─── The input ───

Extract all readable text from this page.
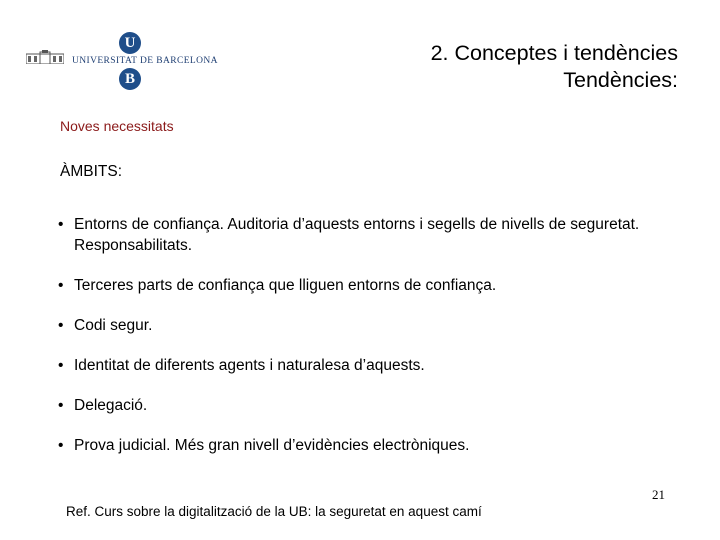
U
UNIVERSITAT DE BARCELONA
B
2. Conceptes i tendències
Tendències:
Noves necessitats
ÀMBITS:
• Entorns de confiança. Auditoria d’aquests entorns i segells de nivells de seguretat. Responsabilitats.
• Terceres parts de confiança que lliguen entorns de confiança.
• Codi segur.
• Identitat de diferents agents i naturalesa d’aquests.
• Delegació.
• Prova judicial. Més gran nivell d’evidències electròniques.
21
Ref. Curs sobre la digitalització de la UB: la seguretat en aquest camí
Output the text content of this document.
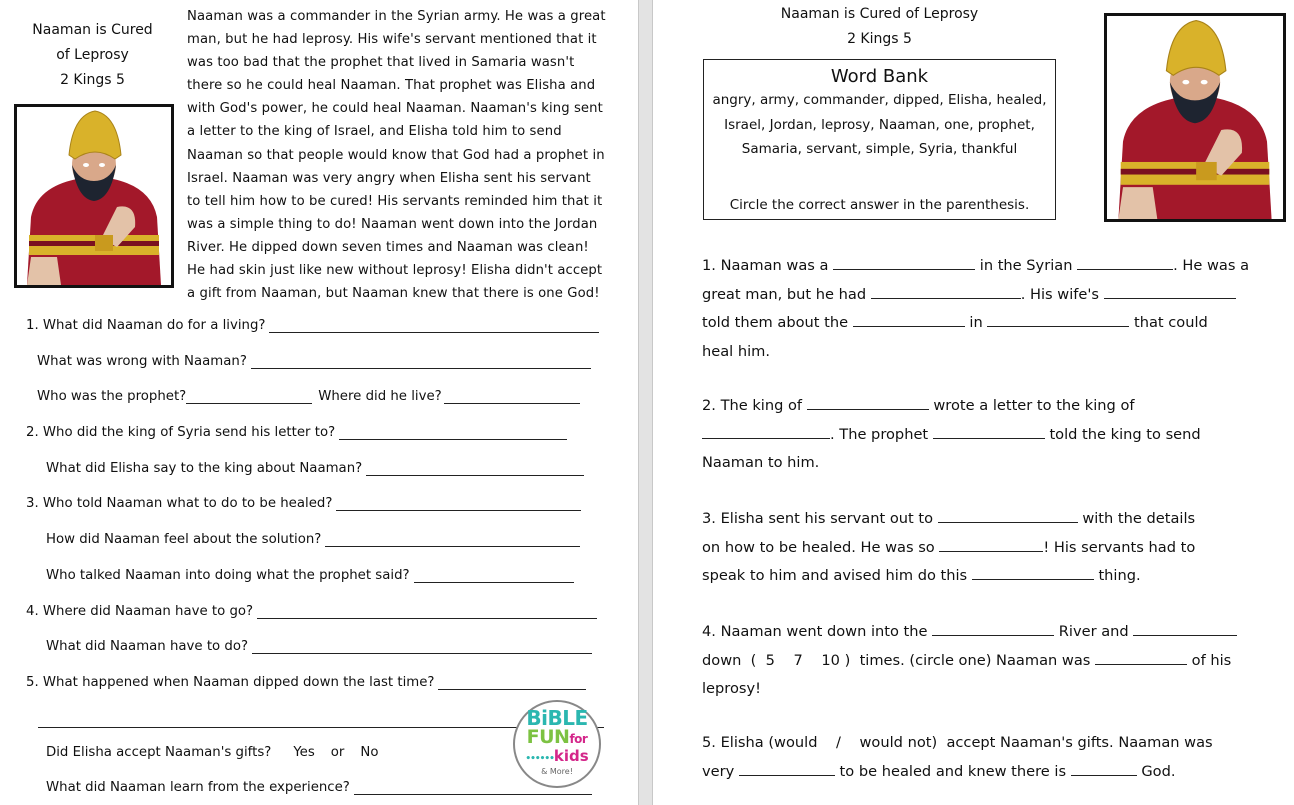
Naaman is Cured
of Leprosy
2 Kings 5
Naaman was a commander in the Syrian army. He was a great man, but he had leprosy. His wife's servant mentioned that it was too bad that the prophet that lived in Samaria wasn't there so he could heal Naaman. That prophet was Elisha and with God's power, he could heal Naaman. Naaman's king sent a letter to the king of Israel, and Elisha told him to send Naaman so that people would know that God had a prophet in Israel. Naaman was very angry when Elisha sent his servant to tell him how to be cured! His servants reminded him that it was a simple thing to do! Naaman went down into the Jordan River. He dipped down seven times and Naaman was clean! He had skin just like new without leprosy! Elisha didn't accept a gift from Naaman, but Naaman knew that there is one God!
1. What did Naaman do for a living?
What was wrong with Naaman?
Who was the prophet?	Where did he live?
2. Who did the king of Syria send his letter to?
What did Elisha say to the king about Naaman?
3. Who told Naaman what to do to be healed?
How did Naaman feel about the solution?
Who talked Naaman into doing what the prophet said?
4. Where did Naaman have to go?
What did Naaman have to do?
5. What happened when Naaman dipped down the last time?
Did Elisha accept Naaman's gifts? Yes or No
What did Naaman learn from the experience?
BiBLE
FUNfor
••••••kids
& More!
Naaman is Cured of Leprosy
2 Kings 5
Word Bank
angry, army, commander, dipped, Elisha, healed,
Israel, Jordan, leprosy, Naaman, one, prophet,
Samaria, servant, simple, Syria, thankful
Circle the correct answer in the parenthesis.
1. Naaman was a	in the Syrian	. He was a
great man, but he had	. His wife's
told them about the	in	that could
heal him.
2. The king of	wrote a letter to the king of
. The prophet	told the king to send
Naaman to him.
3. Elisha sent his servant out to	with the details
on how to be healed. He was so	! His servants had to
speak to him and avised him do this	thing.
4. Naaman went down into the	River and
down  (  5 7 10 )  times. (circle one) Naaman was	of his
leprosy!
5. Elisha (would / would not) accept Naaman's gifts. Naaman was
very	to be healed and knew there is	God.
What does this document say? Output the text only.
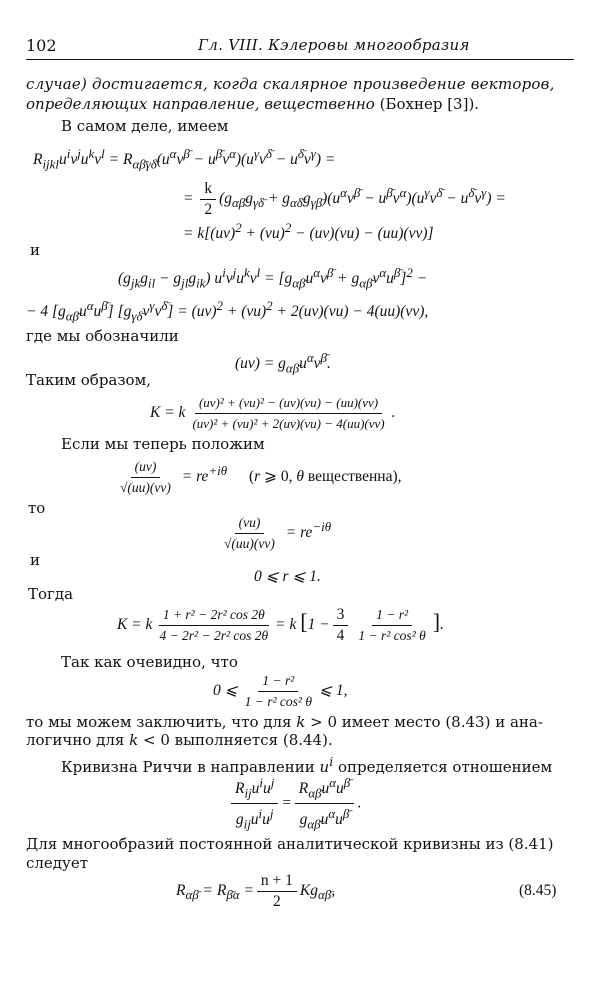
102	Гл. VIII. Кэлеровы многообразия
случае) достигается, когда скалярное произведение векторов,
определяющих направление, вещественно (Бохнер [3]).
В самом деле, имеем
$R_{ijkl}u^iv^ju^kv^l = R_{\alpha\betā\gamma\deltā}(u^\alpha v^{\betā} - u^{\betā}v^\alpha)(u^\gamma v^{\deltā} - u^{\deltā}v^\gamma)$ =
= $\frac{k}{2} (g_{\alpha\betā}g_{\gamma\deltā} + g_{\alpha\deltā}g_{\gamma\betā})(u^\alpha v^{\betā} - u^{\betā}v^\alpha)(u^\gamma v^{\deltā} - u^{\deltā}v^\gamma)$ =
= k[(uv)$^2$ + (vu)$^2$ − (uv)(vu) − (uu)(vv)]
и
$(g_{jk}g_{il} - g_{jl}g_{ik}) u^iv^ju^kv^l = [g_{\alpha\betā}u^\alpha v^{\betā} + g_{\alpha\betā}v^\alpha u^{\betā}]^2$ −
− 4 $[g_{\alpha\betā}u^\alpha u^{\betā}] [g_{\gamma\deltā}v^\gamma v^{\deltā}] = (uv)^2 + (vu)^2 + 2(uv)(vu) - 4(uu)(vv)$,
где мы обозначили
$(uv) = g_{\alpha\betā}u^\alpha v^{\betā}$.
Таким образом,
K = k $\frac{\text{(uv)² + (vu)² − (uv)(vu) − (uu)(vv)}}{\text{(uv)² + (vu)² + 2(uv)(vu) − 4(uu)(vv)}}$ .
Если мы теперь положим
$\frac{(uv)}{√(uu)(vv)} = re^{+i\theta}$ (r ⩾ 0, θ вещественна),
то
$\frac{(vu)}{√(uu)(vv)} = re^{-i\theta}$
и
0 ⩽ r ⩽ 1.
Тогда
K = k $\frac{\text{1 + r² − 2r² cos 2θ}}{\text{4 − 2r² − 2r² cos 2θ}} = k$ [$1 - \frac{3}{4} \frac{\text{1 − r²}}{\text{1 − r² cos² θ}}$ ].
Так как очевидно, что
0 ⩽ $\frac{\text{1 − r²}}{\text{1 − r² cos² θ}}$ ⩽ 1,
то мы можем заключить, что для k > 0 имеет место (8.43) и ана-
логично для k < 0 выполняется (8.44).
Кривизна Риччи в направлении $u^i$ определяется отношением
$\frac{R_{ij}u^iu^j}{g_{ij}u^iu^j} = \frac{R_{\alpha\betā}u^\alpha u^{\betā}}{g_{\alpha\betā}u^\alpha u^{\betā}}$ .
Для многообразий постоянной аналитической кривизны из (8.41)
следует
$R_{\alpha\betā} = R_{\betā\alpha} = \frac{n + 1}{2} Kg_{\alpha\betā}$,	(8.45)
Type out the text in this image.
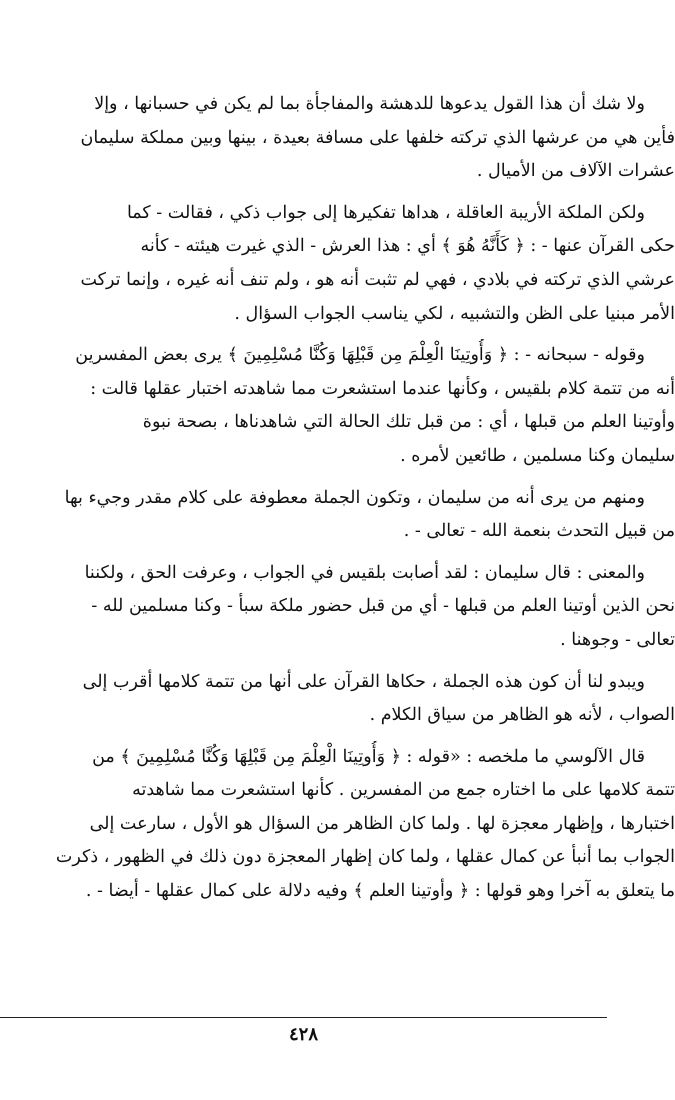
ولا شك أن هذا القول يدعوها للدهشة والمفاجأة بما لم يكن في حسبانها ، وإلا
فأين هي من عرشها الذي تركته خلفها على مسافة بعيدة ، بينها وبين مملكة سليمان
عشرات الآلاف من الأميال .
ولكن الملكة الأريبة العاقلة ، هداها تفكيرها إلى جواب ذكي ، فقالت - كما
حكى القرآن عنها - : ﴿ كَأَنَّهُ هُوَ ﴾ أي : هذا العرش - الذي غيرت هيئته - كأنه
عرشي الذي تركته في بلادي ، فهي لم تثبت أنه هو ، ولم تنف أنه غيره ، وإنما تركت
الأمر مبنيا على الظن والتشبيه ، لكي يناسب الجواب السؤال .
وقوله - سبحانه - : ﴿ وَأُوتِينَا الْعِلْمَ مِن قَبْلِهَا وَكُنَّا مُسْلِمِينَ ﴾ يرى بعض المفسرين
أنه من تتمة كلام بلقيس ، وكأنها عندما استشعرت مما شاهدته اختبار عقلها قالت :
وأوتينا العلم من قبلها ، أي : من قبل تلك الحالة التي شاهدناها ، بصحة نبوة
سليمان وكنا مسلمين ، طائعين لأمره .
ومنهم من يرى أنه من سليمان ، وتكون الجملة معطوفة على كلام مقدر وجيء بها
من قبيل التحدث بنعمة الله - تعالى - .
والمعنى : قال سليمان : لقد أصابت بلقيس في الجواب ، وعرفت الحق ، ولكننا
نحن الذين أوتينا العلم من قبلها - أي من قبل حضور ملكة سبأ - وكنا مسلمين لله -
تعالى - وجوهنا .
ويبدو لنا أن كون هذه الجملة ، حكاها القرآن على أنها من تتمة كلامها أقرب إلى
الصواب ، لأنه هو الظاهر من سياق الكلام .
قال الآلوسي ما ملخصه : «قوله : ﴿ وَأُوتِينَا الْعِلْمَ مِن قَبْلِهَا وَكُنَّا مُسْلِمِينَ ﴾ من
تتمة كلامها على ما اختاره جمع من المفسرين . كأنها استشعرت مما شاهدته
اختبارها ، وإظهار معجزة لها . ولما كان الظاهر من السؤال هو الأول ، سارعت إلى
الجواب بما أنبأ عن كمال عقلها ، ولما كان إظهار المعجزة دون ذلك في الظهور ، ذكرت
ما يتعلق به آخرا وهو قولها : ﴿ وأوتينا العلم ﴾ وفيه دلالة على كمال عقلها - أيضا - .
٤٢٨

───

■ **The problem**
Give all the entries again exactly, dropping each picture.

■ **Response to the exercise**
Extract all readable text from this page.
U
UNIVERSITAT DE BARCELONA
B
2. Conceptes i tendències
Tendències:
Noves necessitats
ÀMBITS:
• Entorns de confiança. Auditoria d’aquests entorns i segells de nivells de seguretat. Responsabilitats.
• Terceres parts de confiança que lliguen entorns de confiança.
• Codi segur.
• Identitat de diferents agents i naturalesa d’aquests.
• Delegació.
• Prova judicial. Més gran nivell d’evidències electròniques.
21
Ref. Curs sobre la digitalització de la UB: la seguretat en aquest camí
Output the text content of this document.
Naaman is Cured
of Leprosy
2 Kings 5
Naaman was a commander in the Syrian army. He was a great man, but he had leprosy. His wife's servant mentioned that it was too bad that the prophet that lived in Samaria wasn't there so he could heal Naaman. That prophet was Elisha and with God's power, he could heal Naaman. Naaman's king sent a letter to the king of Israel, and Elisha told him to send Naaman so that people would know that God had a prophet in Israel. Naaman was very angry when Elisha sent his servant to tell him how to be cured! His servants reminded him that it was a simple thing to do! Naaman went down into the Jordan River. He dipped down seven times and Naaman was clean! He had skin just like new without leprosy! Elisha didn't accept a gift from Naaman, but Naaman knew that there is one God!
1. What did Naaman do for a living?
What was wrong with Naaman?
Who was the prophet?	Where did he live?
2. Who did the king of Syria send his letter to?
What did Elisha say to the king about Naaman?
3. Who told Naaman what to do to be healed?
How did Naaman feel about the solution?
Who talked Naaman into doing what the prophet said?
4. Where did Naaman have to go?
What did Naaman have to do?
5. What happened when Naaman dipped down the last time?
Did Elisha accept Naaman's gifts? Yes or No
What did Naaman learn from the experience?
BiBLE
FUNfor
••••••kids
& More!
Naaman is Cured of Leprosy
2 Kings 5
Word Bank
angry, army, commander, dipped, Elisha, healed,
Israel, Jordan, leprosy, Naaman, one, prophet,
Samaria, servant, simple, Syria, thankful
Circle the correct answer in the parenthesis.
1. Naaman was a	in the Syrian	. He was a
great man, but he had	. His wife's
told them about the	in	that could
heal him.
2. The king of	wrote a letter to the king of
. The prophet	told the king to send
Naaman to him.
3. Elisha sent his servant out to	with the details
on how to be healed. He was so	! His servants had to
speak to him and avised him do this	thing.
4. Naaman went down into the	River and
down  (  5 7 10 )  times. (circle one) Naaman was	of his
leprosy!
5. Elisha (would / would not) accept Naaman's gifts. Naaman was
very	to be healed and knew there is	God.
What does this document say? Output the text only.
102	Гл. VIII. Кэлеровы многообразия
случае) достигается, когда скалярное произведение векторов,
определяющих направление, вещественно (Бохнер [3]).
В самом деле, имеем
$R_{ijkl}u^iv^ju^kv^l = R_{\alpha\betā\gamma\deltā}(u^\alpha v^{\betā} - u^{\betā}v^\alpha)(u^\gamma v^{\deltā} - u^{\deltā}v^\gamma)$ =
= $\frac{k}{2} (g_{\alpha\betā}g_{\gamma\deltā} + g_{\alpha\deltā}g_{\gamma\betā})(u^\alpha v^{\betā} - u^{\betā}v^\alpha)(u^\gamma v^{\deltā} - u^{\deltā}v^\gamma)$ =
= k[(uv)$^2$ + (vu)$^2$ − (uv)(vu) − (uu)(vv)]
и
$(g_{jk}g_{il} - g_{jl}g_{ik}) u^iv^ju^kv^l = [g_{\alpha\betā}u^\alpha v^{\betā} + g_{\alpha\betā}v^\alpha u^{\betā}]^2$ −
− 4 $[g_{\alpha\betā}u^\alpha u^{\betā}] [g_{\gamma\deltā}v^\gamma v^{\deltā}] = (uv)^2 + (vu)^2 + 2(uv)(vu) - 4(uu)(vv)$,
где мы обозначили
$(uv) = g_{\alpha\betā}u^\alpha v^{\betā}$.
Таким образом,
K = k $\frac{\text{(uv)² + (vu)² − (uv)(vu) − (uu)(vv)}}{\text{(uv)² + (vu)² + 2(uv)(vu) − 4(uu)(vv)}}$ .
Если мы теперь положим
$\frac{(uv)}{√(uu)(vv)} = re^{+i\theta}$ (r ⩾ 0, θ вещественна),
то
$\frac{(vu)}{√(uu)(vv)} = re^{-i\theta}$
и
0 ⩽ r ⩽ 1.
Тогда
K = k $\frac{\text{1 + r² − 2r² cos 2θ}}{\text{4 − 2r² − 2r² cos 2θ}} = k$ [$1 - \frac{3}{4} \frac{\text{1 − r²}}{\text{1 − r² cos² θ}}$ ].
Так как очевидно, что
0 ⩽ $\frac{\text{1 − r²}}{\text{1 − r² cos² θ}}$ ⩽ 1,
то мы можем заключить, что для k > 0 имеет место (8.43) и ана-
логично для k < 0 выполняется (8.44).
Кривизна Риччи в направлении $u^i$ определяется отношением
$\frac{R_{ij}u^iu^j}{g_{ij}u^iu^j} = \frac{R_{\alpha\betā}u^\alpha u^{\betā}}{g_{\alpha\betā}u^\alpha u^{\betā}}$ .
Для многообразий постоянной аналитической кривизны из (8.41)
следует
$R_{\alpha\betā} = R_{\betā\alpha} = \frac{n + 1}{2} Kg_{\alpha\betā}$,	(8.45)
Type out the text in this image.
ولا شك أن هذا القول يدعوها للدهشة والمفاجأة بما لم يكن في حسبانها ، وإلا
فأين هي من عرشها الذي تركته خلفها على مسافة بعيدة ، بينها وبين مملكة سليمان
عشرات الآلاف من الأميال .
ولكن الملكة الأريبة العاقلة ، هداها تفكيرها إلى جواب ذكي ، فقالت - كما
حكى القرآن عنها - : ﴿ كَأَنَّهُ هُوَ ﴾ أي : هذا العرش - الذي غيرت هيئته - كأنه
عرشي الذي تركته في بلادي ، فهي لم تثبت أنه هو ، ولم تنف أنه غيره ، وإنما تركت
الأمر مبنيا على الظن والتشبيه ، لكي يناسب الجواب السؤال .
وقوله - سبحانه - : ﴿ وَأُوتِينَا الْعِلْمَ مِن قَبْلِهَا وَكُنَّا مُسْلِمِينَ ﴾ يرى بعض المفسرين
أنه من تتمة كلام بلقيس ، وكأنها عندما استشعرت مما شاهدته اختبار عقلها قالت :
وأوتينا العلم من قبلها ، أي : من قبل تلك الحالة التي شاهدناها ، بصحة نبوة
سليمان وكنا مسلمين ، طائعين لأمره .
ومنهم من يرى أنه من سليمان ، وتكون الجملة معطوفة على كلام مقدر وجيء بها
من قبيل التحدث بنعمة الله - تعالى - .
والمعنى : قال سليمان : لقد أصابت بلقيس في الجواب ، وعرفت الحق ، ولكننا
نحن الذين أوتينا العلم من قبلها - أي من قبل حضور ملكة سبأ - وكنا مسلمين لله -
تعالى - وجوهنا .
ويبدو لنا أن كون هذه الجملة ، حكاها القرآن على أنها من تتمة كلامها أقرب إلى
الصواب ، لأنه هو الظاهر من سياق الكلام .
قال الآلوسي ما ملخصه : «قوله : ﴿ وَأُوتِينَا الْعِلْمَ مِن قَبْلِهَا وَكُنَّا مُسْلِمِينَ ﴾ من
تتمة كلامها على ما اختاره جمع من المفسرين . كأنها استشعرت مما شاهدته
اختبارها ، وإظهار معجزة لها . ولما كان الظاهر من السؤال هو الأول ، سارعت إلى
الجواب بما أنبأ عن كمال عقلها ، ولما كان إظهار المعجزة دون ذلك في الظهور ، ذكرت
ما يتعلق به آخرا وهو قولها : ﴿ وأوتينا العلم ﴾ وفيه دلالة على كمال عقلها - أيضا - .
٤٢٨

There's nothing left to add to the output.